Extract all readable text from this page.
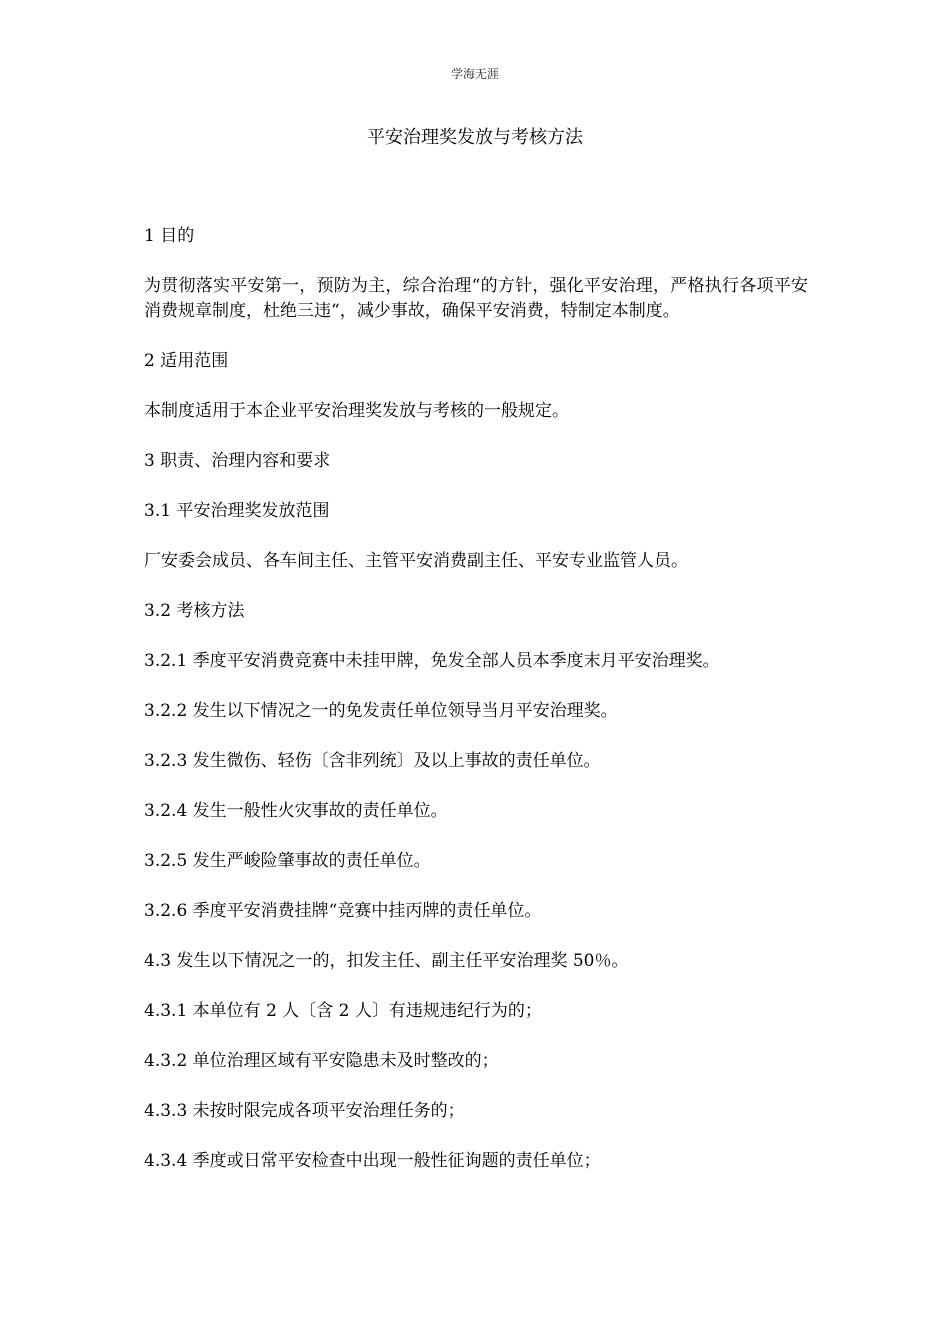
学海无涯
平安治理奖发放与考核方法

1 目的

为贯彻落实平安第一，预防为主，综合治理“的方针，强化平安治理，严格执行各项平安消费规章制度，杜绝三违“，减少事故，确保平安消费，特制定本制度。

2 适用范围

本制度适用于本企业平安治理奖发放与考核的一般规定。

3 职责、治理内容和要求

3.1 平安治理奖发放范围

厂安委会成员、各车间主任、主管平安消费副主任、平安专业监管人员。

3.2 考核方法

3.2.1 季度平安消费竞赛中未挂甲牌，免发全部人员本季度末月平安治理奖。

3.2.2 发生以下情况之一的免发责任单位领导当月平安治理奖。

3.2.3 发生微伤、轻伤〔含非列统〕及以上事故的责任单位。

3.2.4 发生一般性火灾事故的责任单位。

3.2.5 发生严峻险肇事故的责任单位。

3.2.6 季度平安消费挂牌“竞赛中挂丙牌的责任单位。

4.3 发生以下情况之一的，扣发主任、副主任平安治理奖 50％。

4.3.1 本单位有 2 人〔含 2 人〕有违规违纪行为的；

4.3.2 单位治理区域有平安隐患未及时整改的；

4.3.3 未按时限完成各项平安治理任务的；

4.3.4 季度或日常平安检查中出现一般性征询题的责任单位；
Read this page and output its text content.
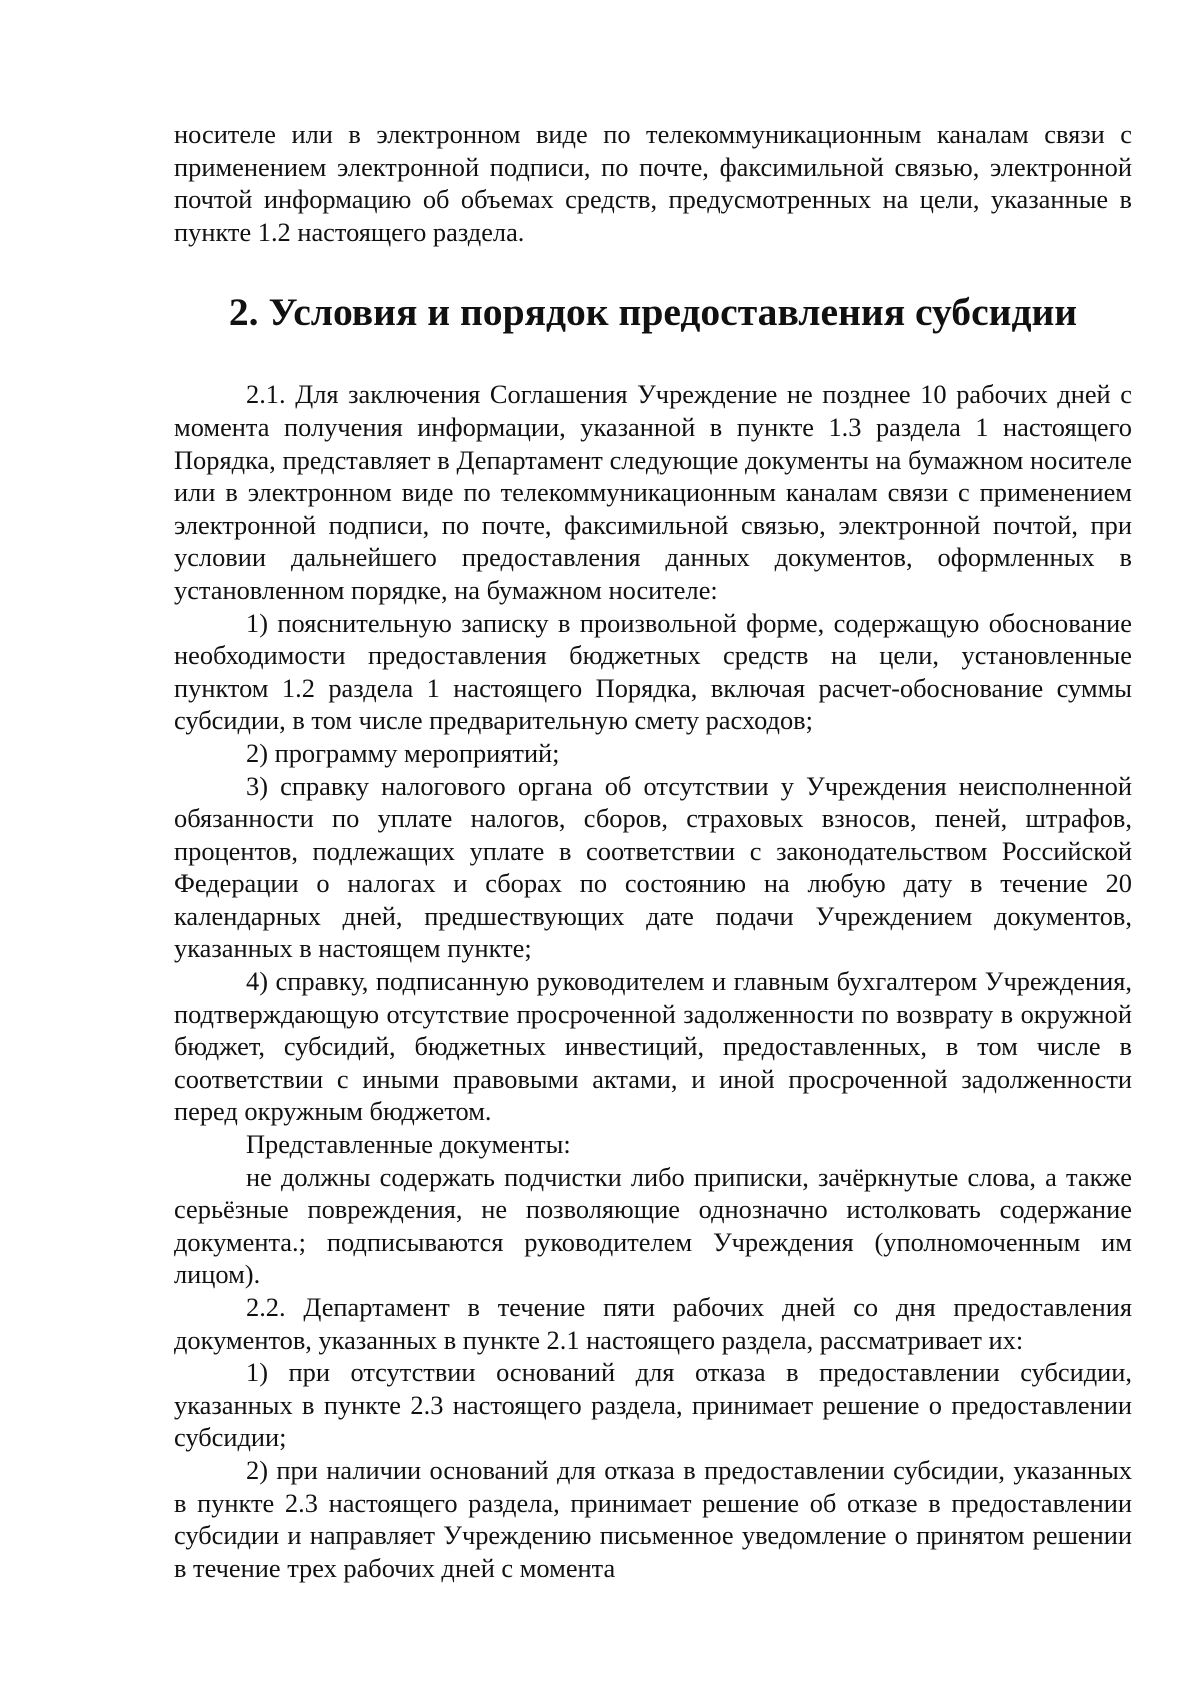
носителе или в электронном виде по телекоммуникационным каналам связи с применением электронной подписи, по почте, факсимильной связью, электронной почтой информацию об объемах средств, предусмотренных на цели, указанные в пункте 1.2 настоящего раздела.

2. Условия и порядок предоставления субсидии

2.1. Для заключения Соглашения Учреждение не позднее 10 рабочих дней с момента получения информации, указанной в пункте 1.3 раздела 1 настоящего Порядка, представляет в Департамент следующие документы на бумажном носителе или в электронном виде по телекоммуникационным каналам связи с применением электронной подписи, по почте, факсимильной связью, электронной почтой, при условии дальнейшего предоставления данных документов, оформленных в установленном порядке, на бумажном носителе:

1) пояснительную записку в произвольной форме, содержащую обоснование необходимости предоставления бюджетных средств на цели, установленные пунктом 1.2 раздела 1 настоящего Порядка, включая расчет-обоснование суммы субсидии, в том числе предварительную смету расходов;

2) программу мероприятий;

3) справку налогового органа об отсутствии у Учреждения неисполненной обязанности по уплате налогов, сборов, страховых взносов, пеней, штрафов, процентов, подлежащих уплате в соответствии с законодательством Российской Федерации о налогах и сборах по состоянию на любую дату в течение 20 календарных дней, предшествующих дате подачи Учреждением документов, указанных в настоящем пункте;

4) справку, подписанную руководителем и главным бухгалтером Учреждения, подтверждающую отсутствие просроченной задолженности по возврату в окружной бюджет, субсидий, бюджетных инвестиций, предоставленных, в том числе в соответствии с иными правовыми актами, и иной просроченной задолженности перед окружным бюджетом.

Представленные документы:

не должны содержать подчистки либо приписки, зачёркнутые слова, а также серьёзные повреждения, не позволяющие однозначно истолковать содержание документа.; подписываются руководителем Учреждения (уполномоченным им лицом).

2.2. Департамент в течение пяти рабочих дней со дня предоставления документов, указанных в пункте 2.1 настоящего раздела, рассматривает их:

1) при отсутствии оснований для отказа в предоставлении субсидии, указанных в пункте 2.3 настоящего раздела, принимает решение о предоставлении субсидии;

2) при наличии оснований для отказа в предоставлении субсидии, указанных в пункте 2.3 настоящего раздела, принимает решение об отказе в предоставлении субсидии и направляет Учреждению письменное уведомление о принятом решении в течение трех рабочих дней с момента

□ □ □

WHAT YOU ARE ASKED TO DO:
Please set down each line of the data above exactly as written, without the pictures.

EXERCISE OUTPUT:
Extract all readable text from this page.
学海无涯
平安治理奖发放与考核方法

1 目的

为贯彻落实平安第一，预防为主，综合治理“的方针，强化平安治理，严格执行各项平安消费规章制度，杜绝三违“，减少事故，确保平安消费，特制定本制度。

2 适用范围

本制度适用于本企业平安治理奖发放与考核的一般规定。

3 职责、治理内容和要求

3.1 平安治理奖发放范围

厂安委会成员、各车间主任、主管平安消费副主任、平安专业监管人员。

3.2 考核方法

3.2.1 季度平安消费竞赛中未挂甲牌，免发全部人员本季度末月平安治理奖。

3.2.2 发生以下情况之一的免发责任单位领导当月平安治理奖。

3.2.3 发生微伤、轻伤〔含非列统〕及以上事故的责任单位。

3.2.4 发生一般性火灾事故的责任单位。

3.2.5 发生严峻险肇事故的责任单位。

3.2.6 季度平安消费挂牌“竞赛中挂丙牌的责任单位。

4.3 发生以下情况之一的，扣发主任、副主任平安治理奖 50％。

4.3.1 本单位有 2 人〔含 2 人〕有违规违纪行为的；

4.3.2 单位治理区域有平安隐患未及时整改的；

4.3.3 未按时限完成各项平安治理任务的；

4.3.4 季度或日常平安检查中出现一般性征询题的责任单位；
Read this page and output its text content.
носителе или в электронном виде по телекоммуникационным каналам связи с применением электронной подписи, по почте, факсимильной связью, электронной почтой информацию об объемах средств, предусмотренных на цели, указанные в пункте 1.2 настоящего раздела.

2. Условия и порядок предоставления субсидии

2.1. Для заключения Соглашения Учреждение не позднее 10 рабочих дней с момента получения информации, указанной в пункте 1.3 раздела 1 настоящего Порядка, представляет в Департамент следующие документы на бумажном носителе или в электронном виде по телекоммуникационным каналам связи с применением электронной подписи, по почте, факсимильной связью, электронной почтой, при условии дальнейшего предоставления данных документов, оформленных в установленном порядке, на бумажном носителе:

1) пояснительную записку в произвольной форме, содержащую обоснование необходимости предоставления бюджетных средств на цели, установленные пунктом 1.2 раздела 1 настоящего Порядка, включая расчет-обоснование суммы субсидии, в том числе предварительную смету расходов;

2) программу мероприятий;

3) справку налогового органа об отсутствии у Учреждения неисполненной обязанности по уплате налогов, сборов, страховых взносов, пеней, штрафов, процентов, подлежащих уплате в соответствии с законодательством Российской Федерации о налогах и сборах по состоянию на любую дату в течение 20 календарных дней, предшествующих дате подачи Учреждением документов, указанных в настоящем пункте;

4) справку, подписанную руководителем и главным бухгалтером Учреждения, подтверждающую отсутствие просроченной задолженности по возврату в окружной бюджет, субсидий, бюджетных инвестиций, предоставленных, в том числе в соответствии с иными правовыми актами, и иной просроченной задолженности перед окружным бюджетом.

Представленные документы:

не должны содержать подчистки либо приписки, зачёркнутые слова, а также серьёзные повреждения, не позволяющие однозначно истолковать содержание документа.; подписываются руководителем Учреждения (уполномоченным им лицом).

2.2. Департамент в течение пяти рабочих дней со дня предоставления документов, указанных в пункте 2.1 настоящего раздела, рассматривает их:

1) при отсутствии оснований для отказа в предоставлении субсидии, указанных в пункте 2.3 настоящего раздела, принимает решение о предоставлении субсидии;

2) при наличии оснований для отказа в предоставлении субсидии, указанных в пункте 2.3 настоящего раздела, принимает решение об отказе в предоставлении субсидии и направляет Учреждению письменное уведомление о принятом решении в течение трех рабочих дней с момента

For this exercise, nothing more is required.